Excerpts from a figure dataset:

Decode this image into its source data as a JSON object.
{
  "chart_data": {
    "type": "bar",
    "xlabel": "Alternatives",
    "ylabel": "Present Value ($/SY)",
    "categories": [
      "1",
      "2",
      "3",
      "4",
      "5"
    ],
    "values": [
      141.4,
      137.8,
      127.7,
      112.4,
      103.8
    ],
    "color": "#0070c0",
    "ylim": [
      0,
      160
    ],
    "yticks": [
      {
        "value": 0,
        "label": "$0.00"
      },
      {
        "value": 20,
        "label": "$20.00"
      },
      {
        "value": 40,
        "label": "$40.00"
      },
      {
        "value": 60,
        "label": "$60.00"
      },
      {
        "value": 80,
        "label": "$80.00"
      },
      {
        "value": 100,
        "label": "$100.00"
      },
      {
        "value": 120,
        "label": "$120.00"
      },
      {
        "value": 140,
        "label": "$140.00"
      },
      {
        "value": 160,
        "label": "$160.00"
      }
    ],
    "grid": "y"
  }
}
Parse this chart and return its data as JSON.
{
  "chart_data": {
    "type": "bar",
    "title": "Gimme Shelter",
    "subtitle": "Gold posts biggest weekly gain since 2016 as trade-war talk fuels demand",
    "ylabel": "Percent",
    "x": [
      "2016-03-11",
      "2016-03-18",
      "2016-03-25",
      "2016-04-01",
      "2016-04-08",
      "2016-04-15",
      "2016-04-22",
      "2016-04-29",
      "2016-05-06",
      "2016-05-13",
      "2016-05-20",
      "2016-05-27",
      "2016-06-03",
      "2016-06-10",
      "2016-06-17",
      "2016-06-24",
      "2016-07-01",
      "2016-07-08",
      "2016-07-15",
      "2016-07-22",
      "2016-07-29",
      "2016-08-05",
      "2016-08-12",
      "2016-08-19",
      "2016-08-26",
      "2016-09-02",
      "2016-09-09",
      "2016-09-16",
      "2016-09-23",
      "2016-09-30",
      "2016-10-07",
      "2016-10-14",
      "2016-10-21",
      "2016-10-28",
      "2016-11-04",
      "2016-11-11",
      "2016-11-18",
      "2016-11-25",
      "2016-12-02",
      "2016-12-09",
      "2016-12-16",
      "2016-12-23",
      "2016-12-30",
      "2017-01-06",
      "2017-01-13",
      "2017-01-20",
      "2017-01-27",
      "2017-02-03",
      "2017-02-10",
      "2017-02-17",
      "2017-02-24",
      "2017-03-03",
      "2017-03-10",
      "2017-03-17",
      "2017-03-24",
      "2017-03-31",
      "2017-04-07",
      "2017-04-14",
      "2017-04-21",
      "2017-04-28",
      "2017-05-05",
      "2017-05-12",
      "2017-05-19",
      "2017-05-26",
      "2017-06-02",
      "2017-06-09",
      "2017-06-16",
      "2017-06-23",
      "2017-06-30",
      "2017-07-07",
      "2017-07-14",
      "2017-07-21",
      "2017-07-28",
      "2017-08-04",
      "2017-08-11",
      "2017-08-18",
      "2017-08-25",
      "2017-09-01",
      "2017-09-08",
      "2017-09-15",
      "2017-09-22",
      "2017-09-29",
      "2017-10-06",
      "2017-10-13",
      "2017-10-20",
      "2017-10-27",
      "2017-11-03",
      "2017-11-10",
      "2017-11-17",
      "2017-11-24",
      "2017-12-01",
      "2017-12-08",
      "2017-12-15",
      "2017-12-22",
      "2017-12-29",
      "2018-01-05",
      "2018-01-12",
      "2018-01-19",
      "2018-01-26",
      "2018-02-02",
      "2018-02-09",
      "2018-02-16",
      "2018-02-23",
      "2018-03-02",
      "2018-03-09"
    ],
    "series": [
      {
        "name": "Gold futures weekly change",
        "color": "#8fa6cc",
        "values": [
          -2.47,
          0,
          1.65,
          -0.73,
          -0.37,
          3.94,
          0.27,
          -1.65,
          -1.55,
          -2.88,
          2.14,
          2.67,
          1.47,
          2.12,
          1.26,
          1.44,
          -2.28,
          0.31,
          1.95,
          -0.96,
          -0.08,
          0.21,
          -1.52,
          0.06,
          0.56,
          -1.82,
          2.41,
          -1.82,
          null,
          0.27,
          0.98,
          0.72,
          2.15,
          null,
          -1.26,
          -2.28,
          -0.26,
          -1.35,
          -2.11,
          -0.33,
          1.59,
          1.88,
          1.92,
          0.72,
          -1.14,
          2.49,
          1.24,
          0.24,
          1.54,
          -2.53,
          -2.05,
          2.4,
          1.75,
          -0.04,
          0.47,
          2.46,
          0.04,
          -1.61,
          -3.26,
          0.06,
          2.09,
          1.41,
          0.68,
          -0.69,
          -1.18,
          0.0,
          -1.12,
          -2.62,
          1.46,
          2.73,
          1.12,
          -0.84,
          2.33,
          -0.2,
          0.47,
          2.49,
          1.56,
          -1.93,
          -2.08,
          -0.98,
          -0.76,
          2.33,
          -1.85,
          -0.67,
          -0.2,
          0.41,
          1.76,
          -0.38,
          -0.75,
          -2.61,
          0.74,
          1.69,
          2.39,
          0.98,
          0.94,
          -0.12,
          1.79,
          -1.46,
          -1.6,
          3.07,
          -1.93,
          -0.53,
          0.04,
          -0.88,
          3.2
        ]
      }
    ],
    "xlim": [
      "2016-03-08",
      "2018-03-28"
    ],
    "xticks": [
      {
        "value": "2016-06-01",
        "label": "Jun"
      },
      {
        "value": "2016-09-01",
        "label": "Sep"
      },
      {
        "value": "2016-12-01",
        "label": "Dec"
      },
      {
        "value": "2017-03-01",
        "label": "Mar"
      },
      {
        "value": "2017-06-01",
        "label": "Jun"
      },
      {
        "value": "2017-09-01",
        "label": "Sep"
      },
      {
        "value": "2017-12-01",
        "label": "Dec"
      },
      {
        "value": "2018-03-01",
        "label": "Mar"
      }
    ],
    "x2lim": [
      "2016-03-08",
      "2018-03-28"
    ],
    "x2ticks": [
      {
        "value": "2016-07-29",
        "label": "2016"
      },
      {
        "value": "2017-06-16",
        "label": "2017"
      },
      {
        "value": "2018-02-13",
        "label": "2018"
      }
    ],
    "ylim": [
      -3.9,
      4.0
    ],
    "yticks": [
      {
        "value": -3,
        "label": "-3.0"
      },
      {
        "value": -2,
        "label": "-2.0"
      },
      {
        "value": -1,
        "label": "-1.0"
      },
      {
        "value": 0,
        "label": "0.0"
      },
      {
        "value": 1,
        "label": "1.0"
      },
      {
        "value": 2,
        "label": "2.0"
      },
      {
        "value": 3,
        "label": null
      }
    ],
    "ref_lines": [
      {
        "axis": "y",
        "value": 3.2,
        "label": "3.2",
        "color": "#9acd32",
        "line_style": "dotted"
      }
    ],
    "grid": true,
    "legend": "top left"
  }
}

**Set problem:** Retype every entry above, word for word.

**Exercise answer:**
Decode this image into its source data as a JSON object.
{
  "chart_data": {
    "type": "bar",
    "xlabel": "Alternatives",
    "ylabel": "Present Value ($/SY)",
    "categories": [
      "1",
      "2",
      "3",
      "4",
      "5"
    ],
    "values": [
      141.4,
      137.8,
      127.7,
      112.4,
      103.8
    ],
    "color": "#0070c0",
    "ylim": [
      0,
      160
    ],
    "yticks": [
      {
        "value": 0,
        "label": "$0.00"
      },
      {
        "value": 20,
        "label": "$20.00"
      },
      {
        "value": 40,
        "label": "$40.00"
      },
      {
        "value": 60,
        "label": "$60.00"
      },
      {
        "value": 80,
        "label": "$80.00"
      },
      {
        "value": 100,
        "label": "$100.00"
      },
      {
        "value": 120,
        "label": "$120.00"
      },
      {
        "value": 140,
        "label": "$140.00"
      },
      {
        "value": 160,
        "label": "$160.00"
      }
    ],
    "grid": "y"
  }
}
Parse this chart and return its data as JSON.
{
  "chart_data": {
    "type": "bar",
    "title": "Gimme Shelter",
    "subtitle": "Gold posts biggest weekly gain since 2016 as trade-war talk fuels demand",
    "ylabel": "Percent",
    "x": [
      "2016-03-11",
      "2016-03-18",
      "2016-03-25",
      "2016-04-01",
      "2016-04-08",
      "2016-04-15",
      "2016-04-22",
      "2016-04-29",
      "2016-05-06",
      "2016-05-13",
      "2016-05-20",
      "2016-05-27",
      "2016-06-03",
      "2016-06-10",
      "2016-06-17",
      "2016-06-24",
      "2016-07-01",
      "2016-07-08",
      "2016-07-15",
      "2016-07-22",
      "2016-07-29",
      "2016-08-05",
      "2016-08-12",
      "2016-08-19",
      "2016-08-26",
      "2016-09-02",
      "2016-09-09",
      "2016-09-16",
      "2016-09-23",
      "2016-09-30",
      "2016-10-07",
      "2016-10-14",
      "2016-10-21",
      "2016-10-28",
      "2016-11-04",
      "2016-11-11",
      "2016-11-18",
      "2016-11-25",
      "2016-12-02",
      "2016-12-09",
      "2016-12-16",
      "2016-12-23",
      "2016-12-30",
      "2017-01-06",
      "2017-01-13",
      "2017-01-20",
      "2017-01-27",
      "2017-02-03",
      "2017-02-10",
      "2017-02-17",
      "2017-02-24",
      "2017-03-03",
      "2017-03-10",
      "2017-03-17",
      "2017-03-24",
      "2017-03-31",
      "2017-04-07",
      "2017-04-14",
      "2017-04-21",
      "2017-04-28",
      "2017-05-05",
      "2017-05-12",
      "2017-05-19",
      "2017-05-26",
      "2017-06-02",
      "2017-06-09",
      "2017-06-16",
      "2017-06-23",
      "2017-06-30",
      "2017-07-07",
      "2017-07-14",
      "2017-07-21",
      "2017-07-28",
      "2017-08-04",
      "2017-08-11",
      "2017-08-18",
      "2017-08-25",
      "2017-09-01",
      "2017-09-08",
      "2017-09-15",
      "2017-09-22",
      "2017-09-29",
      "2017-10-06",
      "2017-10-13",
      "2017-10-20",
      "2017-10-27",
      "2017-11-03",
      "2017-11-10",
      "2017-11-17",
      "2017-11-24",
      "2017-12-01",
      "2017-12-08",
      "2017-12-15",
      "2017-12-22",
      "2017-12-29",
      "2018-01-05",
      "2018-01-12",
      "2018-01-19",
      "2018-01-26",
      "2018-02-02",
      "2018-02-09",
      "2018-02-16",
      "2018-02-23",
      "2018-03-02",
      "2018-03-09"
    ],
    "series": [
      {
        "name": "Gold futures weekly change",
        "color": "#8fa6cc",
        "values": [
          -2.47,
          0,
          1.65,
          -0.73,
          -0.37,
          3.94,
          0.27,
          -1.65,
          -1.55,
          -2.88,
          2.14,
          2.67,
          1.47,
          2.12,
          1.26,
          1.44,
          -2.28,
          0.31,
          1.95,
          -0.96,
          -0.08,
          0.21,
          -1.52,
          0.06,
          0.56,
          -1.82,
          2.41,
          -1.82,
          null,
          0.27,
          0.98,
          0.72,
          2.15,
          null,
          -1.26,
          -2.28,
          -0.26,
          -1.35,
          -2.11,
          -0.33,
          1.59,
          1.88,
          1.92,
          0.72,
          -1.14,
          2.49,
          1.24,
          0.24,
          1.54,
          -2.53,
          -2.05,
          2.4,
          1.75,
          -0.04,
          0.47,
          2.46,
          0.04,
          -1.61,
          -3.26,
          0.06,
          2.09,
          1.41,
          0.68,
          -0.69,
          -1.18,
          0.0,
          -1.12,
          -2.62,
          1.46,
          2.73,
          1.12,
          -0.84,
          2.33,
          -0.2,
          0.47,
          2.49,
          1.56,
          -1.93,
          -2.08,
          -0.98,
          -0.76,
          2.33,
          -1.85,
          -0.67,
          -0.2,
          0.41,
          1.76,
          -0.38,
          -0.75,
          -2.61,
          0.74,
          1.69,
          2.39,
          0.98,
          0.94,
          -0.12,
          1.79,
          -1.46,
          -1.6,
          3.07,
          -1.93,
          -0.53,
          0.04,
          -0.88,
          3.2
        ]
      }
    ],
    "xlim": [
      "2016-03-08",
      "2018-03-28"
    ],
    "xticks": [
      {
        "value": "2016-06-01",
        "label": "Jun"
      },
      {
        "value": "2016-09-01",
        "label": "Sep"
      },
      {
        "value": "2016-12-01",
        "label": "Dec"
      },
      {
        "value": "2017-03-01",
        "label": "Mar"
      },
      {
        "value": "2017-06-01",
        "label": "Jun"
      },
      {
        "value": "2017-09-01",
        "label": "Sep"
      },
      {
        "value": "2017-12-01",
        "label": "Dec"
      },
      {
        "value": "2018-03-01",
        "label": "Mar"
      }
    ],
    "x2lim": [
      "2016-03-08",
      "2018-03-28"
    ],
    "x2ticks": [
      {
        "value": "2016-07-29",
        "label": "2016"
      },
      {
        "value": "2017-06-16",
        "label": "2017"
      },
      {
        "value": "2018-02-13",
        "label": "2018"
      }
    ],
    "ylim": [
      -3.9,
      4.0
    ],
    "yticks": [
      {
        "value": -3,
        "label": "-3.0"
      },
      {
        "value": -2,
        "label": "-2.0"
      },
      {
        "value": -1,
        "label": "-1.0"
      },
      {
        "value": 0,
        "label": "0.0"
      },
      {
        "value": 1,
        "label": "1.0"
      },
      {
        "value": 2,
        "label": "2.0"
      },
      {
        "value": 3,
        "label": null
      }
    ],
    "ref_lines": [
      {
        "axis": "y",
        "value": 3.2,
        "label": "3.2",
        "color": "#9acd32",
        "line_style": "dotted"
      }
    ],
    "grid": true,
    "legend": "top left"
  }
}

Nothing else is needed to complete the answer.